● **Exercise objective**
Each record below is to be reproduced without any change.

•••••

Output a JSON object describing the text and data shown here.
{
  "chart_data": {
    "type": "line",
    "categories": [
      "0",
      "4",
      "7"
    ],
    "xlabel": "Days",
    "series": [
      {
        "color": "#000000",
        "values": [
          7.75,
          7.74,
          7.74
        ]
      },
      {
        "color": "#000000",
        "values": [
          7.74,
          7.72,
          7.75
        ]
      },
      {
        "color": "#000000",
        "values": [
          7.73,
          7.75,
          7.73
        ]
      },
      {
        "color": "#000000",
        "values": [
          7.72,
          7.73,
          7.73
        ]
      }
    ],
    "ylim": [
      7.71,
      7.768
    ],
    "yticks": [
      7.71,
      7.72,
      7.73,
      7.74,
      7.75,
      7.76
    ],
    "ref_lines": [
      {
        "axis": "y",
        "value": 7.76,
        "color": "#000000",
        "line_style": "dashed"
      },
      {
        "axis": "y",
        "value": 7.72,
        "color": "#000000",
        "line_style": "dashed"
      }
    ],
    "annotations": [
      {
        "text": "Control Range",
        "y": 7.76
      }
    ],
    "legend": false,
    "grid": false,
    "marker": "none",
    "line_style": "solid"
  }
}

•••••

● **Result of this task**
Output a JSON object describing the text and data shown here.
{
  "chart_data": {
    "type": "line",
    "categories": [
      "0",
      "4",
      "7"
    ],
    "xlabel": "Days",
    "series": [
      {
        "color": "#000000",
        "values": [
          7.75,
          7.74,
          7.74
        ]
      },
      {
        "color": "#000000",
        "values": [
          7.74,
          7.72,
          7.75
        ]
      },
      {
        "color": "#000000",
        "values": [
          7.73,
          7.75,
          7.73
        ]
      },
      {
        "color": "#000000",
        "values": [
          7.72,
          7.73,
          7.73
        ]
      }
    ],
    "ylim": [
      7.71,
      7.768
    ],
    "yticks": [
      7.71,
      7.72,
      7.73,
      7.74,
      7.75,
      7.76
    ],
    "ref_lines": [
      {
        "axis": "y",
        "value": 7.76,
        "color": "#000000",
        "line_style": "dashed"
      },
      {
        "axis": "y",
        "value": 7.72,
        "color": "#000000",
        "line_style": "dashed"
      }
    ],
    "annotations": [
      {
        "text": "Control Range",
        "y": 7.76
      }
    ],
    "legend": false,
    "grid": false,
    "marker": "none",
    "line_style": "solid"
  }
}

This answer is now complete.